_Your task_
Retype the whole listing below, character for character.

_Given records_
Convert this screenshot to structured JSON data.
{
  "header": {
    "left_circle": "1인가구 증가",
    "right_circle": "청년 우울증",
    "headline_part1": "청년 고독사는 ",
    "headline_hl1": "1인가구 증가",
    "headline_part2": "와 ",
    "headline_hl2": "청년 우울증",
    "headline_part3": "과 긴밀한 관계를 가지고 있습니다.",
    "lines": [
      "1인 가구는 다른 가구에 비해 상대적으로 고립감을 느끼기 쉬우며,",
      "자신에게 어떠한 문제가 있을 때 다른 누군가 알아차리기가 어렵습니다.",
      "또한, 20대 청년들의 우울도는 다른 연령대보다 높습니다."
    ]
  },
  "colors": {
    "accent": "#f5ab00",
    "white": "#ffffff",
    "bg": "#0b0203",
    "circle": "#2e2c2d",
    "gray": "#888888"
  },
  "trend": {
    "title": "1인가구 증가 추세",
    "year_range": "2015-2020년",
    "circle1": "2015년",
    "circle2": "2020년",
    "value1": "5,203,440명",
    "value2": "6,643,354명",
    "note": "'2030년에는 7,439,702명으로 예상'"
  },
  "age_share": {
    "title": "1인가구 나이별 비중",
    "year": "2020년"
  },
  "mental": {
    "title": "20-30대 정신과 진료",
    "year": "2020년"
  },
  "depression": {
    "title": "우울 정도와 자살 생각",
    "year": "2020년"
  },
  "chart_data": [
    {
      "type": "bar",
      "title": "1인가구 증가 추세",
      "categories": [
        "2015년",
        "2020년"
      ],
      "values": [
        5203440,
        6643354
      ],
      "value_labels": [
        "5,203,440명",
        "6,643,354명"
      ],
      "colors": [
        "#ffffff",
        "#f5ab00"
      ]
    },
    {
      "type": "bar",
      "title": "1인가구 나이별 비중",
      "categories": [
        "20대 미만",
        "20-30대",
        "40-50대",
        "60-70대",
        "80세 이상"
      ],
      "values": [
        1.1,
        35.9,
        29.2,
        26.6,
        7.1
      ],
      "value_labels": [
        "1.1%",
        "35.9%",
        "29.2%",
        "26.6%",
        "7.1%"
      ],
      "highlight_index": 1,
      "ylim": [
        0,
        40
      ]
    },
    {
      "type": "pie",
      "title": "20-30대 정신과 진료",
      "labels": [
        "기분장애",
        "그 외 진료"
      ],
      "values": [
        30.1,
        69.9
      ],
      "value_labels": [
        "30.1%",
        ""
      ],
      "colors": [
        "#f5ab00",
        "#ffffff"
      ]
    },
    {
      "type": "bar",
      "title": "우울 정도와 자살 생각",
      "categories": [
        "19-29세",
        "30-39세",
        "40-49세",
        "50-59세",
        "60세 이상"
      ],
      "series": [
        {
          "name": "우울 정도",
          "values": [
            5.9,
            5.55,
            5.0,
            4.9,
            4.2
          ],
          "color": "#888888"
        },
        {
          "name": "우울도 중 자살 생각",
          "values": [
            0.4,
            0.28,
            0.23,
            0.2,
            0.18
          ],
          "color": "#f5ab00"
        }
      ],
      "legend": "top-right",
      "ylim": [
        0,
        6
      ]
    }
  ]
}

_Response to this exercise_
Convert this screenshot to structured JSON data.
{
  "header": {
    "left_circle": "1인가구 증가",
    "right_circle": "청년 우울증",
    "headline_part1": "청년 고독사는 ",
    "headline_hl1": "1인가구 증가",
    "headline_part2": "와 ",
    "headline_hl2": "청년 우울증",
    "headline_part3": "과 긴밀한 관계를 가지고 있습니다.",
    "lines": [
      "1인 가구는 다른 가구에 비해 상대적으로 고립감을 느끼기 쉬우며,",
      "자신에게 어떠한 문제가 있을 때 다른 누군가 알아차리기가 어렵습니다.",
      "또한, 20대 청년들의 우울도는 다른 연령대보다 높습니다."
    ]
  },
  "colors": {
    "accent": "#f5ab00",
    "white": "#ffffff",
    "bg": "#0b0203",
    "circle": "#2e2c2d",
    "gray": "#888888"
  },
  "trend": {
    "title": "1인가구 증가 추세",
    "year_range": "2015-2020년",
    "circle1": "2015년",
    "circle2": "2020년",
    "value1": "5,203,440명",
    "value2": "6,643,354명",
    "note": "'2030년에는 7,439,702명으로 예상'"
  },
  "age_share": {
    "title": "1인가구 나이별 비중",
    "year": "2020년"
  },
  "mental": {
    "title": "20-30대 정신과 진료",
    "year": "2020년"
  },
  "depression": {
    "title": "우울 정도와 자살 생각",
    "year": "2020년"
  },
  "chart_data": [
    {
      "type": "bar",
      "title": "1인가구 증가 추세",
      "categories": [
        "2015년",
        "2020년"
      ],
      "values": [
        5203440,
        6643354
      ],
      "value_labels": [
        "5,203,440명",
        "6,643,354명"
      ],
      "colors": [
        "#ffffff",
        "#f5ab00"
      ]
    },
    {
      "type": "bar",
      "title": "1인가구 나이별 비중",
      "categories": [
        "20대 미만",
        "20-30대",
        "40-50대",
        "60-70대",
        "80세 이상"
      ],
      "values": [
        1.1,
        35.9,
        29.2,
        26.6,
        7.1
      ],
      "value_labels": [
        "1.1%",
        "35.9%",
        "29.2%",
        "26.6%",
        "7.1%"
      ],
      "highlight_index": 1,
      "ylim": [
        0,
        40
      ]
    },
    {
      "type": "pie",
      "title": "20-30대 정신과 진료",
      "labels": [
        "기분장애",
        "그 외 진료"
      ],
      "values": [
        30.1,
        69.9
      ],
      "value_labels": [
        "30.1%",
        ""
      ],
      "colors": [
        "#f5ab00",
        "#ffffff"
      ]
    },
    {
      "type": "bar",
      "title": "우울 정도와 자살 생각",
      "categories": [
        "19-29세",
        "30-39세",
        "40-49세",
        "50-59세",
        "60세 이상"
      ],
      "series": [
        {
          "name": "우울 정도",
          "values": [
            5.9,
            5.55,
            5.0,
            4.9,
            4.2
          ],
          "color": "#888888"
        },
        {
          "name": "우울도 중 자살 생각",
          "values": [
            0.4,
            0.28,
            0.23,
            0.2,
            0.18
          ],
          "color": "#f5ab00"
        }
      ],
      "legend": "top-right",
      "ylim": [
        0,
        6
      ]
    }
  ]
}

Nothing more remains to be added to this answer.